> Your goal: Format the records below as a numbered list with one line per entry, omitting any blank lines. Leave the pictures out of your answer.

[START OF Available data]

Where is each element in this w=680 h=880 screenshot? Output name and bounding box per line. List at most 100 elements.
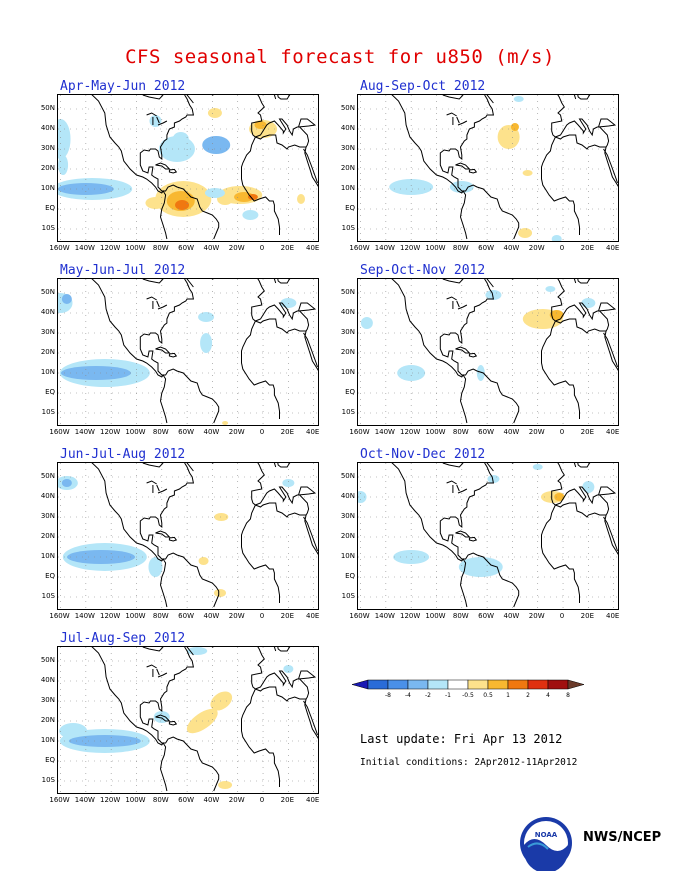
anomaly-contour xyxy=(481,563,498,571)
anomaly-contour xyxy=(60,366,131,380)
anomaly-contour xyxy=(532,464,543,470)
coastline xyxy=(551,95,610,148)
lon-tick-label: 140W xyxy=(74,428,95,436)
lake-outline xyxy=(456,300,460,308)
colorbar: -8 -4 -2 -1 -0.5 0.5 1 2 4 8 xyxy=(352,679,585,699)
colorbar-tick-label: 2 xyxy=(526,692,530,699)
anomaly-contour xyxy=(254,121,267,129)
map-plot xyxy=(358,463,618,609)
anomaly-contour xyxy=(218,781,233,789)
lat-tick-label: 20N xyxy=(40,716,55,724)
coastline xyxy=(241,318,307,419)
anomaly-contour xyxy=(297,194,306,204)
panel-title: Jul-Aug-Sep 2012 xyxy=(60,631,186,646)
lat-tick-label: 40N xyxy=(40,492,55,500)
coastline xyxy=(241,502,307,603)
lon-tick-label: 120W xyxy=(100,428,121,436)
coastline xyxy=(603,332,618,368)
lon-tick-label: 140W xyxy=(374,612,395,620)
anomaly-contour xyxy=(145,197,166,209)
lon-tick-label: 100W xyxy=(125,612,146,620)
anomaly-contour xyxy=(485,290,502,300)
lon-tick-label: 20E xyxy=(580,244,595,252)
anomaly-contour xyxy=(397,365,426,381)
coastline xyxy=(455,162,471,170)
lake-outline xyxy=(156,116,160,124)
lake-outline xyxy=(156,300,160,308)
lon-tick-label: 160W xyxy=(49,796,70,804)
lake-outline xyxy=(446,112,457,117)
coastline xyxy=(455,346,471,354)
colorbar-tick-label: -2 xyxy=(425,692,431,699)
coastline xyxy=(442,95,464,100)
coastline xyxy=(155,346,171,354)
coastline xyxy=(439,157,520,240)
anomaly-contour xyxy=(149,115,162,127)
coastline xyxy=(251,463,310,516)
lat-tick-label: 40N xyxy=(40,676,55,684)
coastline xyxy=(277,95,291,100)
colorbar-tick-label: 8 xyxy=(566,692,570,699)
lon-tick-label: 40W xyxy=(503,428,520,436)
coastline xyxy=(573,279,577,284)
anomaly-contour xyxy=(458,557,503,577)
lat-tick-label: 30N xyxy=(340,512,355,520)
lon-tick-label: 80W xyxy=(452,428,469,436)
lon-tick-label: 40W xyxy=(203,244,220,252)
lake-outline xyxy=(146,480,157,485)
coastline xyxy=(142,279,164,284)
colorbar-tick-label: -4 xyxy=(405,692,411,699)
lat-tick-label: 20N xyxy=(340,164,355,172)
lat-tick-label: EQ xyxy=(45,756,55,764)
lat-tick-label: 10N xyxy=(340,552,355,560)
lat-tick-label: 30N xyxy=(340,144,355,152)
anomaly-contour xyxy=(360,317,373,329)
anomaly-contour xyxy=(68,735,141,747)
forecast-map-panel xyxy=(57,462,319,610)
anomaly-contour xyxy=(247,194,258,200)
lon-tick-label: 140W xyxy=(374,244,395,252)
lon-tick-label: 100W xyxy=(125,796,146,804)
lat-tick-label: 10S xyxy=(341,592,355,600)
lon-tick-label: 80W xyxy=(152,612,169,620)
coastline xyxy=(551,463,610,516)
anomaly-contour xyxy=(389,179,434,195)
colorbar-tick-label: 0.5 xyxy=(483,692,493,699)
lat-tick-label: 10N xyxy=(340,368,355,376)
lat-tick-label: 10S xyxy=(41,592,55,600)
lon-tick-label: 100W xyxy=(125,244,146,252)
lat-tick-label: 10S xyxy=(341,408,355,416)
lon-tick-label: 40E xyxy=(605,612,620,620)
colorbar-tick-label: -8 xyxy=(385,692,391,699)
coastline xyxy=(304,698,318,739)
initial-conditions-text: Initial conditions: 2Apr2012-11Apr2012 xyxy=(360,757,578,768)
svg-text:NOAA: NOAA xyxy=(535,831,558,839)
anomaly-contour xyxy=(214,513,229,521)
forecast-map-panel xyxy=(57,278,319,426)
lon-tick-label: 20W xyxy=(228,796,245,804)
lat-tick-label: 20N xyxy=(40,348,55,356)
colorbar-swatch xyxy=(487,679,509,690)
lat-tick-label: 10S xyxy=(41,776,55,784)
coastline xyxy=(551,279,610,332)
lat-tick-label: 10S xyxy=(341,224,355,232)
anomaly-contour xyxy=(358,491,367,503)
coastline xyxy=(155,162,171,170)
coastline xyxy=(468,536,478,542)
lon-tick-label: 40W xyxy=(203,428,220,436)
forecast-map-panel xyxy=(357,278,619,426)
coastline xyxy=(391,279,468,424)
colorbar-arrow-high xyxy=(567,679,585,690)
coastline xyxy=(168,168,178,174)
lon-tick-label: 80W xyxy=(452,612,469,620)
lon-tick-label: 60W xyxy=(178,244,195,252)
lon-tick-label: 140W xyxy=(74,244,95,252)
lat-tick-label: 20N xyxy=(40,164,55,172)
coastline xyxy=(186,463,194,472)
coastline xyxy=(186,279,194,288)
lon-tick-label: 60W xyxy=(478,244,495,252)
map-plot xyxy=(358,95,618,241)
coastline xyxy=(251,647,310,700)
coastline xyxy=(186,95,194,104)
lat-tick-label: 40N xyxy=(340,124,355,132)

[END OF Available data]

> Solution to this problem:
1. Where is each element in this w=680 h=880 screenshot? Output name and bounding box per line. List at most 100 elements.
2. anomaly-contour xyxy=(481,563,498,571)
3. anomaly-contour xyxy=(60,366,131,380)
4. anomaly-contour xyxy=(532,464,543,470)
5. coastline xyxy=(551,95,610,148)
6. lon-tick-label: 140W xyxy=(74,428,95,436)
7. lake-outline xyxy=(456,300,460,308)
8. colorbar: -8 -4 -2 -1 -0.5 0.5 1 2 4 8 xyxy=(352,679,585,699)
9. colorbar-tick-label: 2 xyxy=(526,692,530,699)
10. anomaly-contour xyxy=(254,121,267,129)
11. map-plot xyxy=(358,463,618,609)
12. anomaly-contour xyxy=(218,781,233,789)
13. lat-tick-label: 20N xyxy=(40,716,55,724)
14. coastline xyxy=(241,318,307,419)
15. anomaly-contour xyxy=(297,194,306,204)
16. panel-title: Jul-Aug-Sep 2012 xyxy=(60,631,186,646)
17. lat-tick-label: 40N xyxy=(40,492,55,500)
18. coastline xyxy=(241,502,307,603)
19. lon-tick-label: 120W xyxy=(100,428,121,436)
20. coastline xyxy=(603,332,618,368)
21. lon-tick-label: 140W xyxy=(374,612,395,620)
22. anomaly-contour xyxy=(145,197,166,209)
23. lon-tick-label: 100W xyxy=(125,612,146,620)
24. anomaly-contour xyxy=(485,290,502,300)
25. lon-tick-label: 20E xyxy=(580,244,595,252)
26. anomaly-contour xyxy=(397,365,426,381)
27. coastline xyxy=(455,162,471,170)
28. lake-outline xyxy=(156,116,160,124)
29. lake-outline xyxy=(156,300,160,308)
30. lon-tick-label: 160W xyxy=(49,796,70,804)
31. lake-outline xyxy=(446,112,457,117)
32. coastline xyxy=(455,346,471,354)
33. colorbar-tick-label: -2 xyxy=(425,692,431,699)
34. coastline xyxy=(442,95,464,100)
35. coastline xyxy=(155,346,171,354)
36. coastline xyxy=(439,157,520,240)
37. anomaly-contour xyxy=(149,115,162,127)
38. coastline xyxy=(251,463,310,516)
39. lat-tick-label: 40N xyxy=(40,676,55,684)
40. coastline xyxy=(277,95,291,100)
41. colorbar-tick-label: 8 xyxy=(566,692,570,699)
42. lon-tick-label: 40W xyxy=(503,428,520,436)
43. coastline xyxy=(573,279,577,284)
44. anomaly-contour xyxy=(458,557,503,577)
45. lat-tick-label: 30N xyxy=(340,512,355,520)
46. lon-tick-label: 80W xyxy=(452,428,469,436)
47. lon-tick-label: 40W xyxy=(203,244,220,252)
48. lake-outline xyxy=(146,480,157,485)
49. coastline xyxy=(142,279,164,284)
50. colorbar-tick-label: -4 xyxy=(405,692,411,699)
51. lat-tick-label: 20N xyxy=(340,164,355,172)
52. lat-tick-label: EQ xyxy=(45,756,55,764)
53. lat-tick-label: 10N xyxy=(340,552,355,560)
54. lat-tick-label: 30N xyxy=(340,144,355,152)
55. anomaly-contour xyxy=(360,317,373,329)
56. anomaly-contour xyxy=(68,735,141,747)
57. forecast-map-panel xyxy=(57,462,319,610)
58. anomaly-contour xyxy=(247,194,258,200)
59. lon-tick-label: 140W xyxy=(374,244,395,252)
60. lon-tick-label: 100W xyxy=(125,796,146,804)
61. lat-tick-label: 10S xyxy=(341,592,355,600)
62. lon-tick-label: 80W xyxy=(152,612,169,620)
63. coastline xyxy=(551,463,610,516)
64. anomaly-contour xyxy=(389,179,434,195)
65. colorbar-tick-label: 0.5 xyxy=(483,692,493,699)
66. lat-tick-label: 10N xyxy=(340,368,355,376)
67. lat-tick-label: 10S xyxy=(41,592,55,600)
68. lon-tick-label: 100W xyxy=(125,244,146,252)
69. lat-tick-label: 10S xyxy=(341,408,355,416)
70. lon-tick-label: 40E xyxy=(605,612,620,620)
71. colorbar-tick-label: -8 xyxy=(385,692,391,699)
72. coastline xyxy=(304,698,318,739)
73. initial-conditions-text: Initial conditions: 2Apr2012-11Apr2012 xyxy=(360,757,578,768)
74. svg-text:NOAA: NOAA xyxy=(535,831,558,839)
75. anomaly-contour xyxy=(214,513,229,521)
76. forecast-map-panel xyxy=(57,278,319,426)
77. lon-tick-label: 20W xyxy=(228,796,245,804)
78. lat-tick-label: 20N xyxy=(40,348,55,356)
79. colorbar-swatch xyxy=(487,679,509,690)
80. lat-tick-label: 10S xyxy=(41,776,55,784)
81. coastline xyxy=(551,279,610,332)
82. lat-tick-label: 10S xyxy=(341,224,355,232)
83. anomaly-contour xyxy=(358,491,367,503)
84. coastline xyxy=(155,162,171,170)
85. coastline xyxy=(468,536,478,542)
86. lon-tick-label: 40W xyxy=(203,428,220,436)
87. forecast-map-panel xyxy=(357,278,619,426)
88. coastline xyxy=(391,279,468,424)
89. colorbar-arrow-high xyxy=(567,679,585,690)
90. coastline xyxy=(168,168,178,174)
91. lon-tick-label: 80W xyxy=(452,612,469,620)
92. lon-tick-label: 60W xyxy=(178,244,195,252)
93. lon-tick-label: 140W xyxy=(74,244,95,252)
94. lat-tick-label: 20N xyxy=(40,164,55,172)
95. coastline xyxy=(186,463,194,472)
96. coastline xyxy=(186,279,194,288)
97. lon-tick-label: 60W xyxy=(478,244,495,252)
98. map-plot xyxy=(358,95,618,241)
99. coastline xyxy=(251,647,310,700)
100. coastline xyxy=(186,95,194,104)
101. lat-tick-label: 40N xyxy=(340,124,355,132)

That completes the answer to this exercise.